Exercise:
Leave out the pictures and copy everything else below exactly.

Dataset items
+---+

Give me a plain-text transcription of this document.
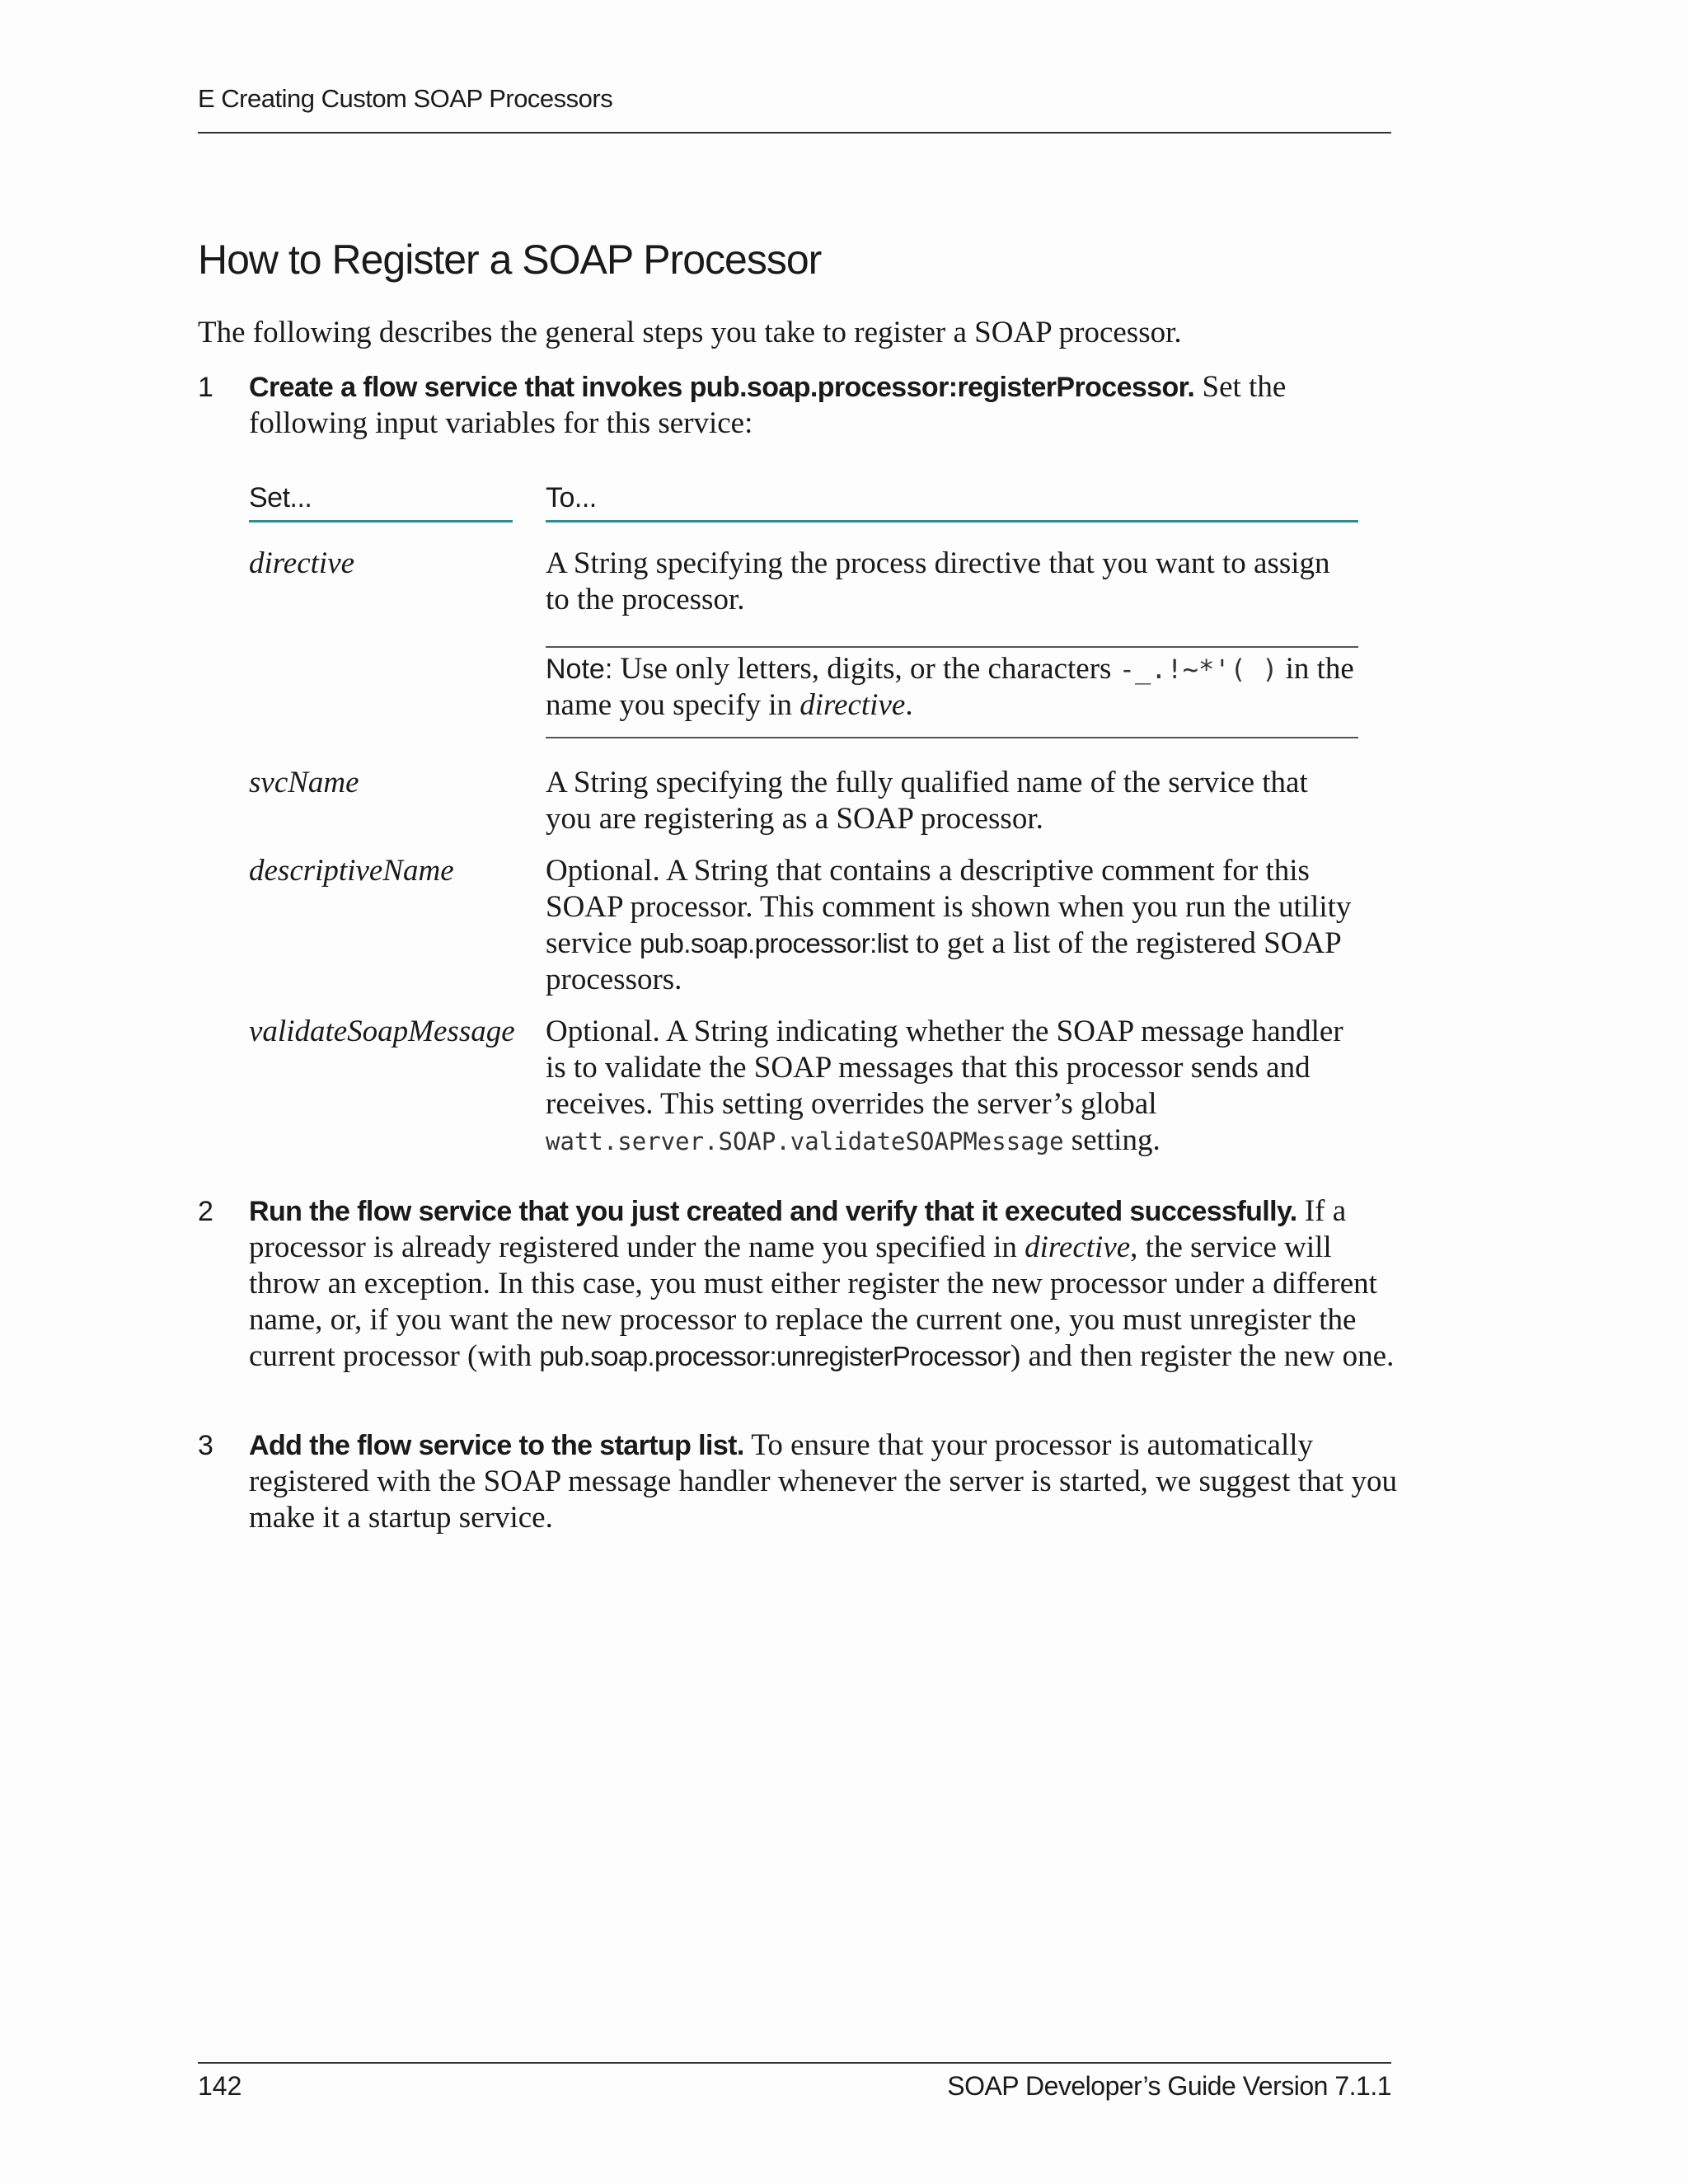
E Creating Custom SOAP Processors
How to Register a SOAP Processor
The following describes the general steps you take to register a SOAP processor.
1 Create a flow service that invokes pub.soap.processor:registerProcessor. Set the following input variables for this service:
Set...	To...
directive	A String specifying the process directive that you want to assign to the processor.
Note: Use only letters, digits, or the characters -_.!~*'( ) in the name you specify in directive.
svcName	A String specifying the fully qualified name of the service that you are registering as a SOAP processor.
descriptiveName	Optional. A String that contains a descriptive comment for this SOAP processor. This comment is shown when you run the utility service pub.soap.processor:list to get a list of the registered SOAP processors.
validateSoapMessage Optional. A String indicating whether the SOAP message handler is to validate the SOAP messages that this processor sends and receives. This setting overrides the server’s global watt.server.SOAP.validateSOAPMessage setting.
2 Run the flow service that you just created and verify that it executed successfully. If a processor is already registered under the name you specified in directive, the service will throw an exception. In this case, you must either register the new processor under a different name, or, if you want the new processor to replace the current one, you must unregister the current processor (with pub.soap.processor:unregisterProcessor) and then register the new one.
3 Add the flow service to the startup list. To ensure that your processor is automatically registered with the SOAP message handler whenever the server is started, we suggest that you make it a startup service.
142	SOAP Developer’s Guide Version 7.1.1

+---+

The result:
Give me a plain-text transcription of this document.
E Creating Custom SOAP Processors
How to Register a SOAP Processor
The following describes the general steps you take to register a SOAP processor.
1 Create a flow service that invokes pub.soap.processor:registerProcessor. Set the following input variables for this service:
Set...	To...
directive	A String specifying the process directive that you want to assign to the processor.
Note: Use only letters, digits, or the characters -_.!~*'( ) in the name you specify in directive.
svcName	A String specifying the fully qualified name of the service that you are registering as a SOAP processor.
descriptiveName	Optional. A String that contains a descriptive comment for this SOAP processor. This comment is shown when you run the utility service pub.soap.processor:list to get a list of the registered SOAP processors.
validateSoapMessage Optional. A String indicating whether the SOAP message handler is to validate the SOAP messages that this processor sends and receives. This setting overrides the server’s global watt.server.SOAP.validateSOAPMessage setting.
2 Run the flow service that you just created and verify that it executed successfully. If a processor is already registered under the name you specified in directive, the service will throw an exception. In this case, you must either register the new processor under a different name, or, if you want the new processor to replace the current one, you must unregister the current processor (with pub.soap.processor:unregisterProcessor) and then register the new one.
3 Add the flow service to the startup list. To ensure that your processor is automatically registered with the SOAP message handler whenever the server is started, we suggest that you make it a startup service.
142	SOAP Developer’s Guide Version 7.1.1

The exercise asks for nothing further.